:: DATA SECTION ::
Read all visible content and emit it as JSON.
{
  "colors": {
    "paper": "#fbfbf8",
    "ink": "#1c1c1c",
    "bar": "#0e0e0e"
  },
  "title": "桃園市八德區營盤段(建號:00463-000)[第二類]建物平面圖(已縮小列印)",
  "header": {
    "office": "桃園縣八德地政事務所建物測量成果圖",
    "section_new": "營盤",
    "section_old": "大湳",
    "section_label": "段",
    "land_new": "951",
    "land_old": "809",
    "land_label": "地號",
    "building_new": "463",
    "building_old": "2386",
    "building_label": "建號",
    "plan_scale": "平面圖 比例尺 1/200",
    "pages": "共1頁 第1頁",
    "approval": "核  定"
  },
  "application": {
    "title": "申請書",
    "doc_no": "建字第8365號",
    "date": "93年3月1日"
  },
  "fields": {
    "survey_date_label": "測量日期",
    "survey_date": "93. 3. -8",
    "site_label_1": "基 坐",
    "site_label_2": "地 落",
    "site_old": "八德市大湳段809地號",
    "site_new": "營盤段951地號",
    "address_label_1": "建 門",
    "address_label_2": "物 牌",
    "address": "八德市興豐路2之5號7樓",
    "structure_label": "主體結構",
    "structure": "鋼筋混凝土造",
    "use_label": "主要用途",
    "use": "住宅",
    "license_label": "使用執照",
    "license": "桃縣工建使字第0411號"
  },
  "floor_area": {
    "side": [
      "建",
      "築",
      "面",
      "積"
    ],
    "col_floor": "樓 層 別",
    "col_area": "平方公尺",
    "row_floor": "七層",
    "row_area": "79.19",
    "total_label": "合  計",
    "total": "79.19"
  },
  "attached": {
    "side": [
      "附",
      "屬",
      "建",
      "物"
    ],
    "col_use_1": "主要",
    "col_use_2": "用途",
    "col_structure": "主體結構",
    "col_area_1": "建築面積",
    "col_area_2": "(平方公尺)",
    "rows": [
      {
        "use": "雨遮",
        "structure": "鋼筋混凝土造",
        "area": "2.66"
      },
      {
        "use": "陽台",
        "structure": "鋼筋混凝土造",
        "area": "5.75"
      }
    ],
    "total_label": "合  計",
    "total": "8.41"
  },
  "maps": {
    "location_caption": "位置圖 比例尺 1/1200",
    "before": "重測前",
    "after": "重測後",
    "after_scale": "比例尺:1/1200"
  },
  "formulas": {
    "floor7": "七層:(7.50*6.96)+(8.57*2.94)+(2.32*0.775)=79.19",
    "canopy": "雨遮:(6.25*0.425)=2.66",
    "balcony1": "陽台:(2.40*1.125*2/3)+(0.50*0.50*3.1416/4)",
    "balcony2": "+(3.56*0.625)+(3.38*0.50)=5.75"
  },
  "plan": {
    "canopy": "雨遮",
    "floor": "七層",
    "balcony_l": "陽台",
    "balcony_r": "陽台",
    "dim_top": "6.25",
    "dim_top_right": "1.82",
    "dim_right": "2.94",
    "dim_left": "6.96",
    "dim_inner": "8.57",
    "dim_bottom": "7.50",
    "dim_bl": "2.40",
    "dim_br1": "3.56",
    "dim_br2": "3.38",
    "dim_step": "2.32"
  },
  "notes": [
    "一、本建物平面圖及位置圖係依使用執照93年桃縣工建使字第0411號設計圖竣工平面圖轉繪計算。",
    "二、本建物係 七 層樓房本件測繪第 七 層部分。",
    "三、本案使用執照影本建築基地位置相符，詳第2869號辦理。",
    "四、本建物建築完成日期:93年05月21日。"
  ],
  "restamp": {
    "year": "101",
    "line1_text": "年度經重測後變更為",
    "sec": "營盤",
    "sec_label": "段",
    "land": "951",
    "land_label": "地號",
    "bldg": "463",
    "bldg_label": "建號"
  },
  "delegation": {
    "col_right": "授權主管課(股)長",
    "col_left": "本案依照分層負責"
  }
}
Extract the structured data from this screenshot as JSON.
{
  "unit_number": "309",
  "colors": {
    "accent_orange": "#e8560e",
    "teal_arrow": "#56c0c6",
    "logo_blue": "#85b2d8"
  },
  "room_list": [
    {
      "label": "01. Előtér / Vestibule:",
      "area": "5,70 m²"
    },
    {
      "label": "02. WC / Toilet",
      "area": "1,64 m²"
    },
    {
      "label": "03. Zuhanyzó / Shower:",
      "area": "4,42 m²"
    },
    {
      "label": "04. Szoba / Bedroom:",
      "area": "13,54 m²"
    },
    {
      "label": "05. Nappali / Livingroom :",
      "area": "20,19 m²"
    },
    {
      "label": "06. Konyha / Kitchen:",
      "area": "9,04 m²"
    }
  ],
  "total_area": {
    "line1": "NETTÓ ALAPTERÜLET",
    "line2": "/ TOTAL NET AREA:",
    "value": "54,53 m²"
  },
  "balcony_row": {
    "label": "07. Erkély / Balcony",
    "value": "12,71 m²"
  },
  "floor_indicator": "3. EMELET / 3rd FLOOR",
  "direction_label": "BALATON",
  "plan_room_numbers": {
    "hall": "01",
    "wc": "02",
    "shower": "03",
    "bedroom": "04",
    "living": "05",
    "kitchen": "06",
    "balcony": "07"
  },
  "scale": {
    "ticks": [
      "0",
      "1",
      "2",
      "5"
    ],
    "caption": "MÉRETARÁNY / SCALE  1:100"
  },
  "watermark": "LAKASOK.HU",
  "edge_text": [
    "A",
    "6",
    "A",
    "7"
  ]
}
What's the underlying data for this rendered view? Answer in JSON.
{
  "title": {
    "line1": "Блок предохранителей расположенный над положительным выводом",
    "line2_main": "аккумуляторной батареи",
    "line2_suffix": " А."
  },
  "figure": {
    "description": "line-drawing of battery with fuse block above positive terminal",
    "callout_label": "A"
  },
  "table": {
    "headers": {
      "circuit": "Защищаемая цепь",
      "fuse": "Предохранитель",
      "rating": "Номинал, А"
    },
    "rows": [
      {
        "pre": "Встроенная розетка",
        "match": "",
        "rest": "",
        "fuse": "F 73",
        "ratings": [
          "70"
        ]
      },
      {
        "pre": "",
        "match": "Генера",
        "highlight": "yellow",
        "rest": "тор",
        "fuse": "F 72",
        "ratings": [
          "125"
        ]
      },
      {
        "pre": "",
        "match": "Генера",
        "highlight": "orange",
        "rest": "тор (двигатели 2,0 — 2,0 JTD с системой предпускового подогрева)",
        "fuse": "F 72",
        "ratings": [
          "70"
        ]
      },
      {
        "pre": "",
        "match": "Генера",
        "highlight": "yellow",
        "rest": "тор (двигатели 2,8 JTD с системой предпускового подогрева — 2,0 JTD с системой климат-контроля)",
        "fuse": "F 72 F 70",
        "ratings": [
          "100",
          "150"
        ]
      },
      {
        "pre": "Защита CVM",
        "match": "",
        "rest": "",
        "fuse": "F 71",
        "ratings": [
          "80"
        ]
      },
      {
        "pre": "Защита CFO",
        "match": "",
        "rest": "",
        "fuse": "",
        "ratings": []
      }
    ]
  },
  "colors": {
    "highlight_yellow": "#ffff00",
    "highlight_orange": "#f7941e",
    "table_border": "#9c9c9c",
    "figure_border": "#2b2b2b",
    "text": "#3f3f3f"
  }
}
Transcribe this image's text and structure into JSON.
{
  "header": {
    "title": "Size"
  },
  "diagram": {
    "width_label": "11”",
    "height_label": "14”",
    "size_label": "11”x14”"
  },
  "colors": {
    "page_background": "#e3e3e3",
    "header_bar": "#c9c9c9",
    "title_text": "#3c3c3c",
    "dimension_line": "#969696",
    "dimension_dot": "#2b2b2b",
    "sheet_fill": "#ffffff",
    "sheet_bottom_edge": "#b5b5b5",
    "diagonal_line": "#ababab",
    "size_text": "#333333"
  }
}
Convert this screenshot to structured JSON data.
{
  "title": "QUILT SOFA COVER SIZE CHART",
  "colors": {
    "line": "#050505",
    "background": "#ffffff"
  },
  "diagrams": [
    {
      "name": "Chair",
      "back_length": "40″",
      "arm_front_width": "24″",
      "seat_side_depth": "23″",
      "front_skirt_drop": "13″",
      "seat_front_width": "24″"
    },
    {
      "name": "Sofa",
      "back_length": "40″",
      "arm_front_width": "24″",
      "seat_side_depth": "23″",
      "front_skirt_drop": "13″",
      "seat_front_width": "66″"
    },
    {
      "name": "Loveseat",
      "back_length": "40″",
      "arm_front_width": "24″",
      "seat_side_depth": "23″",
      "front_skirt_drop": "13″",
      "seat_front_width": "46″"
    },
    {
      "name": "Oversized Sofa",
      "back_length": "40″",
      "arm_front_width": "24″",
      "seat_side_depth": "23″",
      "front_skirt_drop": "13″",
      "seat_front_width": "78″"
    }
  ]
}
:::
### [SET EXERCISE]
Report only how many lines in the records contain the word "structured".

### [FULL RESPONSE]
2